Your objective: Repeat each line of the items below, keeping it the same as it appears.

-- START OF Records --

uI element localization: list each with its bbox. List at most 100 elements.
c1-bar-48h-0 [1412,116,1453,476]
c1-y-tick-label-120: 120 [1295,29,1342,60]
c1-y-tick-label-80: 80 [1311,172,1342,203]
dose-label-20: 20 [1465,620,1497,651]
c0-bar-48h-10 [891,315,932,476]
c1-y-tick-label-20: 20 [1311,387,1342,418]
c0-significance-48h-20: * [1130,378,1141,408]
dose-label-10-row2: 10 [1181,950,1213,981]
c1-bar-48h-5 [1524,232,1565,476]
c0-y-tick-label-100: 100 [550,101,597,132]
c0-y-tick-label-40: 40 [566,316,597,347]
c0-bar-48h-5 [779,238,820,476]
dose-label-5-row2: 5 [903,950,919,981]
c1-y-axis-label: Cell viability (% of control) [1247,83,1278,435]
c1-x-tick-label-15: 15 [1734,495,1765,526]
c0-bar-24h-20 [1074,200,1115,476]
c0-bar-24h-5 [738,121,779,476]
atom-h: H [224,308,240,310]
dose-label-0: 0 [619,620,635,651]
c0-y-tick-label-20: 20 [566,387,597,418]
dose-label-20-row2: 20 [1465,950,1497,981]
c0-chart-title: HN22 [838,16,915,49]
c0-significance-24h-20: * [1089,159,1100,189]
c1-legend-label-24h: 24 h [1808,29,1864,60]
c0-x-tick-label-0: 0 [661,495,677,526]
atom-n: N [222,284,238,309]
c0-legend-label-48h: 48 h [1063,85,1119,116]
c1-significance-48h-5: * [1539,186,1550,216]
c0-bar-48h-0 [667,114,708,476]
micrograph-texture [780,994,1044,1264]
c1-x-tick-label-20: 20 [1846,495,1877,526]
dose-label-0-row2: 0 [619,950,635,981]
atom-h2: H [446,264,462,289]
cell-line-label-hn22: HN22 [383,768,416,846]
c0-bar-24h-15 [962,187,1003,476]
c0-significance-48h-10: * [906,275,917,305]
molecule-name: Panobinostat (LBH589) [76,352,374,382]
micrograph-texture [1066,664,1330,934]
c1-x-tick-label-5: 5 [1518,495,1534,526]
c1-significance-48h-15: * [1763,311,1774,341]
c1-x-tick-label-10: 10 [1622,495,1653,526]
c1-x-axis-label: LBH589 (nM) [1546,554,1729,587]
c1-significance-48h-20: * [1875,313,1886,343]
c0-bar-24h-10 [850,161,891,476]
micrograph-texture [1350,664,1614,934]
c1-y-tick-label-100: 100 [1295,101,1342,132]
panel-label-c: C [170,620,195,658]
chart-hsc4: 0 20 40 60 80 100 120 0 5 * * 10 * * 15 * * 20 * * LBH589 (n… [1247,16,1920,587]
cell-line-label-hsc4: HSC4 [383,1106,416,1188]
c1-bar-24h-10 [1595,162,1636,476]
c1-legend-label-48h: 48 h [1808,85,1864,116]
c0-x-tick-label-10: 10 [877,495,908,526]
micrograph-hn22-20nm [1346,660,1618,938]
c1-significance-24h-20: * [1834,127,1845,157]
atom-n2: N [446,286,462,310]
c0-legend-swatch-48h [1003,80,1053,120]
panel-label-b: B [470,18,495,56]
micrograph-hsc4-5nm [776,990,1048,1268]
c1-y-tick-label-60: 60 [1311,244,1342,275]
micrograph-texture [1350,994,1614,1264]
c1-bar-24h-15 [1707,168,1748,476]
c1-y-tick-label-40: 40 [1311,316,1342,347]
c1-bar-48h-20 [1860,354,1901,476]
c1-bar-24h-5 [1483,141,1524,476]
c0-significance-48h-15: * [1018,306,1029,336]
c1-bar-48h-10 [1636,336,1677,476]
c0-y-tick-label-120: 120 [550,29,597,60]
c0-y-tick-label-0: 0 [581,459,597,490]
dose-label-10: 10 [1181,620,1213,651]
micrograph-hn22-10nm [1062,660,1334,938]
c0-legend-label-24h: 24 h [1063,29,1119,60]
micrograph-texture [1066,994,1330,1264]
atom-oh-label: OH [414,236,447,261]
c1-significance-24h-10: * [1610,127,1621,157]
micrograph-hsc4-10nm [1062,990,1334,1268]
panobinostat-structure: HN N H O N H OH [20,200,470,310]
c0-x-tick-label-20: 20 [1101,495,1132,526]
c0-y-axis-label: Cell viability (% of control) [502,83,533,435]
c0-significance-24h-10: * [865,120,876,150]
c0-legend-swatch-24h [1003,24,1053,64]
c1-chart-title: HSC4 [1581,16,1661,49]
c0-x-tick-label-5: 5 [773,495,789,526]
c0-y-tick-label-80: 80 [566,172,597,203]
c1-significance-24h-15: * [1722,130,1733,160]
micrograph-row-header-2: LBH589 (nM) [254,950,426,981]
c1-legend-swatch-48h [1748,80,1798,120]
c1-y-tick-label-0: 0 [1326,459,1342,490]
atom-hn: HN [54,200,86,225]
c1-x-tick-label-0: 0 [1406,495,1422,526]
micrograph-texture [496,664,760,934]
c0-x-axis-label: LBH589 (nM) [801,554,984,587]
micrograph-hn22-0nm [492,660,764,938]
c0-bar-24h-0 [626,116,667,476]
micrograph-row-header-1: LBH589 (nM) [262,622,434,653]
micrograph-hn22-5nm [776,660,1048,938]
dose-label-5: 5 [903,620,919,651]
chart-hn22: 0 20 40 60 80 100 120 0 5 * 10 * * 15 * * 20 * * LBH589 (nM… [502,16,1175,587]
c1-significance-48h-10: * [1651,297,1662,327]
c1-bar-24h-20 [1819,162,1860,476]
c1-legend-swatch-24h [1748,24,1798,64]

-- END OF Records --

The reply:
uI element localization: list each with its bbox. List at most 100 elements.
c1-bar-48h-0 [1412,116,1453,476]
c1-y-tick-label-120: 120 [1295,29,1342,60]
c1-y-tick-label-80: 80 [1311,172,1342,203]
dose-label-20: 20 [1465,620,1497,651]
c0-bar-48h-10 [891,315,932,476]
c1-y-tick-label-20: 20 [1311,387,1342,418]
c0-significance-48h-20: * [1130,378,1141,408]
dose-label-10-row2: 10 [1181,950,1213,981]
c1-bar-48h-5 [1524,232,1565,476]
c0-y-tick-label-100: 100 [550,101,597,132]
c0-y-tick-label-40: 40 [566,316,597,347]
c0-bar-48h-5 [779,238,820,476]
dose-label-5-row2: 5 [903,950,919,981]
c1-y-axis-label: Cell viability (% of control) [1247,83,1278,435]
c1-x-tick-label-15: 15 [1734,495,1765,526]
c0-bar-24h-20 [1074,200,1115,476]
c0-bar-24h-5 [738,121,779,476]
atom-h: H [224,308,240,310]
dose-label-0: 0 [619,620,635,651]
c0-y-tick-label-20: 20 [566,387,597,418]
dose-label-20-row2: 20 [1465,950,1497,981]
c0-chart-title: HN22 [838,16,915,49]
c0-significance-24h-20: * [1089,159,1100,189]
c1-legend-label-24h: 24 h [1808,29,1864,60]
c0-x-tick-label-0: 0 [661,495,677,526]
atom-n: N [222,284,238,309]
c0-legend-label-48h: 48 h [1063,85,1119,116]
c1-significance-48h-5: * [1539,186,1550,216]
c0-bar-48h-0 [667,114,708,476]
micrograph-texture [780,994,1044,1264]
c1-x-tick-label-20: 20 [1846,495,1877,526]
dose-label-0-row2: 0 [619,950,635,981]
atom-h2: H [446,264,462,289]
cell-line-label-hn22: HN22 [383,768,416,846]
c0-bar-24h-15 [962,187,1003,476]
c0-significance-48h-10: * [906,275,917,305]
molecule-name: Panobinostat (LBH589) [76,352,374,382]
micrograph-texture [1066,664,1330,934]
c1-x-tick-label-5: 5 [1518,495,1534,526]
c1-significance-48h-15: * [1763,311,1774,341]
c1-x-tick-label-10: 10 [1622,495,1653,526]
c1-x-axis-label: LBH589 (nM) [1546,554,1729,587]
c1-significance-48h-20: * [1875,313,1886,343]
c0-bar-24h-10 [850,161,891,476]
micrograph-texture [1350,664,1614,934]
c1-y-tick-label-100: 100 [1295,101,1342,132]
panel-label-c: C [170,620,195,658]
chart-hsc4: 0 20 40 60 80 100 120 0 5 * * 10 * * 15 * * 20 * * LBH589 (n… [1247,16,1920,587]
cell-line-label-hsc4: HSC4 [383,1106,416,1188]
c1-bar-24h-10 [1595,162,1636,476]
c1-legend-label-48h: 48 h [1808,85,1864,116]
c0-x-tick-label-10: 10 [877,495,908,526]
micrograph-hn22-20nm [1346,660,1618,938]
c1-significance-24h-20: * [1834,127,1845,157]
atom-n2: N [446,286,462,310]
c0-legend-swatch-48h [1003,80,1053,120]
panel-label-b: B [470,18,495,56]
micrograph-hsc4-5nm [776,990,1048,1268]
c1-y-tick-label-60: 60 [1311,244,1342,275]
micrograph-texture [1350,994,1614,1264]
c1-bar-24h-15 [1707,168,1748,476]
c1-y-tick-label-40: 40 [1311,316,1342,347]
c1-bar-48h-20 [1860,354,1901,476]
c1-bar-24h-5 [1483,141,1524,476]
c0-significance-48h-15: * [1018,306,1029,336]
c1-bar-48h-10 [1636,336,1677,476]
c0-y-tick-label-120: 120 [550,29,597,60]
c0-y-tick-label-0: 0 [581,459,597,490]
dose-label-10: 10 [1181,620,1213,651]
micrograph-hn22-10nm [1062,660,1334,938]
c0-legend-label-24h: 24 h [1063,29,1119,60]
micrograph-texture [1066,994,1330,1264]
atom-oh-label: OH [414,236,447,261]
c1-significance-24h-10: * [1610,127,1621,157]
micrograph-hsc4-10nm [1062,990,1334,1268]
panobinostat-structure: HN N H O N H OH [20,200,470,310]
c0-x-tick-label-20: 20 [1101,495,1132,526]
c0-y-axis-label: Cell viability (% of control) [502,83,533,435]
c0-significance-24h-10: * [865,120,876,150]
c0-legend-swatch-24h [1003,24,1053,64]
c1-chart-title: HSC4 [1581,16,1661,49]
c0-x-tick-label-5: 5 [773,495,789,526]
c0-y-tick-label-80: 80 [566,172,597,203]
c1-significance-24h-15: * [1722,130,1733,160]
micrograph-row-header-2: LBH589 (nM) [254,950,426,981]
c1-legend-swatch-48h [1748,80,1798,120]
c1-y-tick-label-0: 0 [1326,459,1342,490]
atom-hn: HN [54,200,86,225]
c1-x-tick-label-0: 0 [1406,495,1422,526]
micrograph-texture [496,664,760,934]
c0-x-axis-label: LBH589 (nM) [801,554,984,587]
micrograph-hn22-0nm [492,660,764,938]
c0-bar-24h-0 [626,116,667,476]
micrograph-row-header-1: LBH589 (nM) [262,622,434,653]
micrograph-hn22-5nm [776,660,1048,938]
dose-label-5: 5 [903,620,919,651]
chart-hn22: 0 20 40 60 80 100 120 0 5 * 10 * * 15 * * 20 * * LBH589 (nM… [502,16,1175,587]
c1-significance-48h-10: * [1651,297,1662,327]
c1-bar-24h-20 [1819,162,1860,476]
c1-legend-swatch-24h [1748,24,1798,64]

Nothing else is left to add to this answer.